(Excerpt from a dataset)
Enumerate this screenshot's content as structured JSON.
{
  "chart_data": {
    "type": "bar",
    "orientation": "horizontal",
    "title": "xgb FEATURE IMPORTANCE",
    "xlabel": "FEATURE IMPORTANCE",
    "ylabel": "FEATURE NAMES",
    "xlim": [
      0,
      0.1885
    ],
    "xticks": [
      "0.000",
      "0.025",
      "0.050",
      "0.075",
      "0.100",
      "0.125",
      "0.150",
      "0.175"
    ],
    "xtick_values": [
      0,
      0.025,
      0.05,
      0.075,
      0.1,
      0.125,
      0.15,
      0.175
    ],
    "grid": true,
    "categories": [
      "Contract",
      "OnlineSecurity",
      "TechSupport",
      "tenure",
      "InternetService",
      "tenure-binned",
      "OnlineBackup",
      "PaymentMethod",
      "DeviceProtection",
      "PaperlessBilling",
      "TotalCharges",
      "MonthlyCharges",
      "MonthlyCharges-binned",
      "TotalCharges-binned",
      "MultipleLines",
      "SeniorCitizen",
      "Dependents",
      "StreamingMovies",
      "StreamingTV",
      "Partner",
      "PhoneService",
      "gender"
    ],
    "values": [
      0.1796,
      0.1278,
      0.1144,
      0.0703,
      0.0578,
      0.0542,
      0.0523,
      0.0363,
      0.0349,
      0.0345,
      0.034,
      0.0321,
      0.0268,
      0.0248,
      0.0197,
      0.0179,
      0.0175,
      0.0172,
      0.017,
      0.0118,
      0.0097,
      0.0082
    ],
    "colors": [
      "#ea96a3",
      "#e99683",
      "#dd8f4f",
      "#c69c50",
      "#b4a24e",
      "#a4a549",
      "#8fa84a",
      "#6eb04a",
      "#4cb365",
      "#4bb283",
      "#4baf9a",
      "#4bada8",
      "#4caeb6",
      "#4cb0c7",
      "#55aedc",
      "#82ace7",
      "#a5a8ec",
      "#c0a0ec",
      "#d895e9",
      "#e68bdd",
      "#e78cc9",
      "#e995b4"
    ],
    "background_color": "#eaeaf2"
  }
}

What you will do
Retype all the records, matching them exactly.

Output
Enumerate this screenshot's content as structured JSON.
{
  "chart_data": {
    "type": "bar",
    "orientation": "horizontal",
    "title": "xgb FEATURE IMPORTANCE",
    "xlabel": "FEATURE IMPORTANCE",
    "ylabel": "FEATURE NAMES",
    "xlim": [
      0,
      0.1885
    ],
    "xticks": [
      "0.000",
      "0.025",
      "0.050",
      "0.075",
      "0.100",
      "0.125",
      "0.150",
      "0.175"
    ],
    "xtick_values": [
      0,
      0.025,
      0.05,
      0.075,
      0.1,
      0.125,
      0.15,
      0.175
    ],
    "grid": true,
    "categories": [
      "Contract",
      "OnlineSecurity",
      "TechSupport",
      "tenure",
      "InternetService",
      "tenure-binned",
      "OnlineBackup",
      "PaymentMethod",
      "DeviceProtection",
      "PaperlessBilling",
      "TotalCharges",
      "MonthlyCharges",
      "MonthlyCharges-binned",
      "TotalCharges-binned",
      "MultipleLines",
      "SeniorCitizen",
      "Dependents",
      "StreamingMovies",
      "StreamingTV",
      "Partner",
      "PhoneService",
      "gender"
    ],
    "values": [
      0.1796,
      0.1278,
      0.1144,
      0.0703,
      0.0578,
      0.0542,
      0.0523,
      0.0363,
      0.0349,
      0.0345,
      0.034,
      0.0321,
      0.0268,
      0.0248,
      0.0197,
      0.0179,
      0.0175,
      0.0172,
      0.017,
      0.0118,
      0.0097,
      0.0082
    ],
    "colors": [
      "#ea96a3",
      "#e99683",
      "#dd8f4f",
      "#c69c50",
      "#b4a24e",
      "#a4a549",
      "#8fa84a",
      "#6eb04a",
      "#4cb365",
      "#4bb283",
      "#4baf9a",
      "#4bada8",
      "#4caeb6",
      "#4cb0c7",
      "#55aedc",
      "#82ace7",
      "#a5a8ec",
      "#c0a0ec",
      "#d895e9",
      "#e68bdd",
      "#e78cc9",
      "#e995b4"
    ],
    "background_color": "#eaeaf2"
  }
}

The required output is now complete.